> DOCUMENT PASSAGE:
┄┄┄┄┄┄

Studio album by Diane Schuur
- Released: 1996
- Genre: Vocal jazz
- Length: 36:13
- Label: GRP
- Producer: Al Schmitt

Diane Schuur chronology
| Heart to Heart (1994) | Love Walked In (1996) | Blues for Schuur (1997) |

= Love Walked In (album) =

Love Walked In is the tenth studio album by American singer and pianist Diane Schuur, recorded with producer Al Schmitt. It was released in 1996 on the GRP Records label.

==Critical reception==

Scott Yanow, in his review for AllMusic, noted that the interpretations are simple and do not contain much improvisation, although Sсhuur sounds quite soulful, demonstrating the influence of Dinah Washington of the late period, while the redundancy of Sсhuur's early years disappeared, and in its place appeared a warm and peaceful voice, sounding best in ballads.

┄┄┄┄┄┄

> PROMPT 1:
Copy out the album page word for word, starting with "Scott Yanow, in" and going on through "best in ballads.".

┄┄┄┄┄┄

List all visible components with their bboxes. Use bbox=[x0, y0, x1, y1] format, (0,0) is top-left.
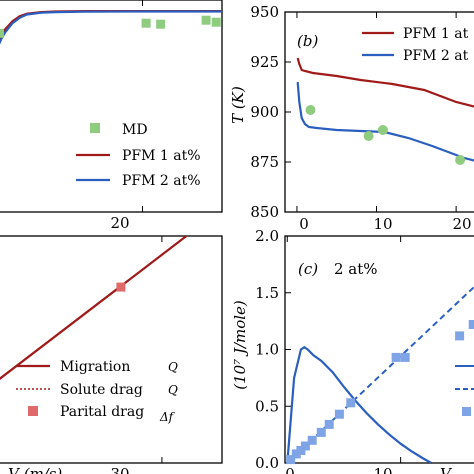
legend-swatch-partial bbox=[28, 406, 38, 416]
data-point-0-2-1 bbox=[141, 18, 151, 28]
data-point-3-2-1 bbox=[291, 449, 301, 459]
legend-label-pfm1: PFM 1 at bbox=[403, 26, 469, 42]
y-tick-label: 0.5 bbox=[255, 397, 279, 415]
data-point-0-2-4 bbox=[211, 17, 221, 27]
series-line-0-1 bbox=[0, 10, 222, 45]
x-tick-label: 30 bbox=[110, 465, 129, 474]
y-axis-label: (10⁷ J/mole) bbox=[231, 300, 249, 390]
series-line-3-1 bbox=[286, 285, 474, 463]
data-point-3-2-11 bbox=[455, 331, 465, 341]
panel-bottom-right: 0 10 0.0 0.5 1.0 1.5 2.0 (c) 2 at% (10⁷ J/mole) V bbox=[231, 227, 474, 474]
axes-frame bbox=[0, 0, 223, 213]
data-point-1-2-3 bbox=[455, 155, 466, 165]
panel-label-b: (b) bbox=[297, 32, 318, 50]
legend-label-pfm1: PFM 1 at% bbox=[122, 148, 201, 164]
x-axis-label: V (m/s) bbox=[8, 465, 62, 474]
data-point-3-2-4 bbox=[307, 435, 317, 445]
legend-symbol-qm: Q bbox=[168, 360, 178, 374]
y-axis-label: T (K) bbox=[229, 86, 247, 124]
data-point-3-2-12 bbox=[468, 320, 474, 329]
y-tick-label: 1.0 bbox=[255, 341, 279, 359]
data-point-1-2-2 bbox=[377, 125, 388, 135]
series-line-3-0 bbox=[286, 345, 432, 463]
data-point-1-2-1 bbox=[363, 131, 374, 141]
data-point-3-2-6 bbox=[324, 419, 334, 429]
x-tick-label: 10 bbox=[373, 465, 392, 474]
data-point-0-2-3 bbox=[201, 15, 211, 25]
legend-label-solute: Solute drag bbox=[60, 382, 143, 398]
data-point-3-2-0 bbox=[286, 455, 296, 465]
series-line-1-1 bbox=[296, 81, 474, 162]
x-tick-label: 0 bbox=[299, 215, 309, 233]
y-tick-label: 2.0 bbox=[255, 227, 279, 245]
data-point-3-2-9 bbox=[391, 352, 401, 362]
y-tick-label: 900 bbox=[250, 103, 279, 121]
axes-frame bbox=[0, 235, 223, 464]
y-tick-label: 0.0 bbox=[255, 454, 279, 472]
legend-swatch-partial-3 bbox=[462, 407, 471, 416]
panel-bottom-left: 30 Migration Q Solute drag Q Parital drag Δf V … bbox=[0, 235, 223, 474]
data-point-0-2-0 bbox=[0, 28, 4, 38]
panel-label-c: (c) bbox=[298, 260, 318, 278]
data-point-3-2-8 bbox=[346, 398, 356, 408]
series-line-2-0 bbox=[0, 236, 189, 380]
data-point-3-2-5 bbox=[316, 427, 326, 437]
data-point-1-2-0 bbox=[305, 105, 316, 115]
x-tick-label: 10 bbox=[373, 215, 392, 233]
data-point-3-2-7 bbox=[334, 409, 344, 419]
x-axis-label: V bbox=[440, 465, 453, 474]
y-tick-label: 1.5 bbox=[255, 284, 279, 302]
data-point-3-2-3 bbox=[300, 441, 310, 451]
x-tick-label: 0 bbox=[285, 465, 295, 474]
legend-swatch-md bbox=[90, 123, 100, 133]
y-tick-label: 850 bbox=[250, 203, 279, 221]
series-line-1-0 bbox=[296, 57, 474, 108]
series-line-0-0 bbox=[0, 10, 222, 41]
data-point-2-1-0 bbox=[116, 282, 126, 292]
annotation-2at: 2 at% bbox=[334, 260, 378, 278]
y-tick-label: 875 bbox=[250, 153, 279, 171]
data-point-3-2-10 bbox=[400, 352, 410, 362]
legend-symbol-qd: Q bbox=[168, 383, 178, 397]
legend-label-md: MD bbox=[122, 122, 148, 138]
y-tick-label: 950 bbox=[250, 3, 279, 21]
x-tick-label: 20 bbox=[110, 214, 129, 232]
legend-symbol-df: Δf bbox=[159, 410, 176, 424]
legend-label-partial: Parital drag bbox=[60, 404, 144, 420]
panel-top-left: 20 MD PFM 1 at% PFM 2 at% bbox=[0, 0, 223, 232]
y-tick-label: 925 bbox=[250, 53, 279, 71]
legend-label-migration: Migration bbox=[60, 359, 130, 375]
legend-label-pfm2: PFM 2 at bbox=[403, 48, 469, 64]
data-point-0-2-2 bbox=[156, 19, 166, 29]
panel-top-right: 0 10 20 850 875 900 925 950 (b) PFM 1 at PFM 2 at T… bbox=[229, 3, 474, 233]
x-tick-label: 20 bbox=[452, 215, 471, 233]
legend-label-pfm2: PFM 2 at% bbox=[122, 173, 201, 189]
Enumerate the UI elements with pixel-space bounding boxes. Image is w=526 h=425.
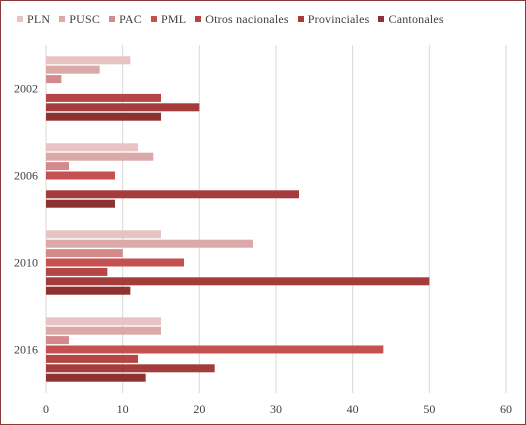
legend-label: PLN xyxy=(27,11,51,26)
legend-label: Otros nacionales xyxy=(205,11,289,26)
legend-item: Otros nacionales xyxy=(195,12,289,27)
bar xyxy=(46,258,184,267)
y-category-label: 2002 xyxy=(14,82,38,96)
y-category-label: 2016 xyxy=(14,343,38,357)
legend-item: PAC xyxy=(109,12,142,27)
bar xyxy=(46,75,62,84)
bar xyxy=(46,56,131,65)
bar xyxy=(46,143,138,152)
legend-label: Cantonales xyxy=(388,11,444,26)
legend-swatch xyxy=(297,16,304,22)
legend-label: PAC xyxy=(119,11,142,26)
bar xyxy=(46,152,154,161)
bar xyxy=(46,93,161,102)
bar xyxy=(46,373,146,382)
legend-item: PUSC xyxy=(59,12,100,27)
y-category-label: 2006 xyxy=(14,169,38,183)
legend-swatch xyxy=(150,16,157,22)
x-tick-label: 10 xyxy=(117,402,129,416)
legend-label: PUSC xyxy=(69,11,101,26)
legend: PLN PUSC PAC PML Otros nacionales Provinciale… xyxy=(17,10,517,28)
x-tick-label: 50 xyxy=(423,402,435,416)
x-tick-label: 20 xyxy=(193,402,205,416)
legend-label: Provinciales xyxy=(307,11,370,26)
bar xyxy=(46,190,299,199)
bar xyxy=(46,199,115,208)
legend-item: Cantonales xyxy=(378,11,444,27)
legend-swatch xyxy=(109,16,116,22)
legend-label: PML xyxy=(160,11,187,26)
bar xyxy=(46,345,384,354)
x-tick-label: 40 xyxy=(347,402,359,416)
legend-swatch xyxy=(17,16,23,22)
bar xyxy=(46,162,69,171)
bar xyxy=(46,239,253,248)
x-tick-label: 30 xyxy=(270,402,282,416)
bar xyxy=(46,65,100,74)
bar xyxy=(46,230,161,239)
legend-swatch xyxy=(195,16,202,22)
bar xyxy=(46,326,161,335)
legend-item: Provinciales xyxy=(297,11,370,27)
bar xyxy=(46,336,69,345)
bar xyxy=(46,249,123,258)
bar xyxy=(46,286,131,295)
bar xyxy=(46,354,138,363)
bar xyxy=(46,171,115,180)
bar xyxy=(46,277,430,286)
legend-swatch xyxy=(59,16,66,22)
legend-swatch xyxy=(378,16,385,22)
legend-item: PLN xyxy=(17,12,50,27)
bar xyxy=(46,103,200,112)
x-tick-label: 60 xyxy=(500,402,512,416)
y-category-label: 2010 xyxy=(14,256,38,270)
x-tick-label: 0 xyxy=(43,402,49,416)
legend-item: PML xyxy=(150,11,187,27)
bar xyxy=(46,267,108,276)
bar xyxy=(46,364,215,373)
bar xyxy=(46,112,161,121)
bar xyxy=(46,317,161,326)
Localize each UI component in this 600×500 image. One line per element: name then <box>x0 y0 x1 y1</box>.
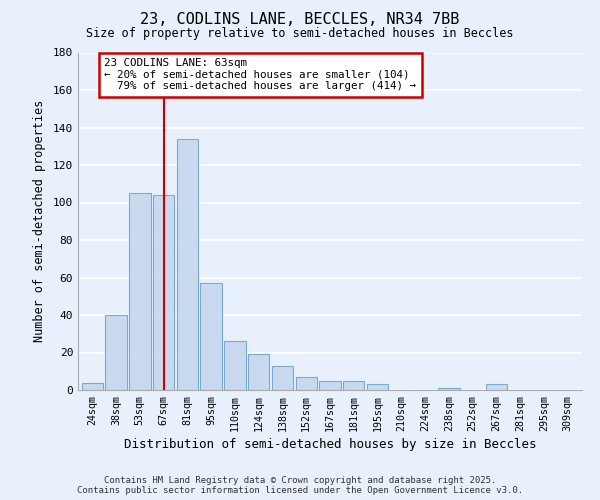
Text: Contains HM Land Registry data © Crown copyright and database right 2025.
Contai: Contains HM Land Registry data © Crown c… <box>77 476 523 495</box>
Bar <box>319 380 341 390</box>
Bar <box>129 193 151 390</box>
Bar <box>438 388 460 390</box>
Bar <box>296 377 317 390</box>
Bar <box>224 341 245 390</box>
Text: 23, CODLINS LANE, BECCLES, NR34 7BB: 23, CODLINS LANE, BECCLES, NR34 7BB <box>140 12 460 28</box>
Text: 23 CODLINS LANE: 63sqm
← 20% of semi-detached houses are smaller (104)
  79% of : 23 CODLINS LANE: 63sqm ← 20% of semi-det… <box>104 58 416 92</box>
Bar <box>106 315 127 390</box>
Bar <box>82 382 103 390</box>
Bar <box>486 384 507 390</box>
Text: Size of property relative to semi-detached houses in Beccles: Size of property relative to semi-detach… <box>86 28 514 40</box>
Bar <box>248 354 269 390</box>
Bar <box>367 384 388 390</box>
Bar <box>200 283 222 390</box>
X-axis label: Distribution of semi-detached houses by size in Beccles: Distribution of semi-detached houses by … <box>124 438 536 451</box>
Y-axis label: Number of semi-detached properties: Number of semi-detached properties <box>33 100 46 342</box>
Bar <box>272 366 293 390</box>
Bar <box>153 195 174 390</box>
Bar <box>343 380 364 390</box>
Bar <box>176 138 198 390</box>
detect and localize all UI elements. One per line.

┄┄┄┄┄┄

> PROMPT 2:
Count the lines in the entries that contain the string "Otros", and give only the number.

> FULL OUTPUT 1:
Scott Yanow, in his review for AllMusic, noted that the interpretations are simple and do not contain much improvisation, although Sсhuur sounds quite soulful, demonstrating the influence of Dinah Washington of the late period, while the redundancy of Sсhuur's early years disappeared, and in its place appeared a warm and peaceful voice, sounding best in ballads.

> FULL OUTPUT 2:
3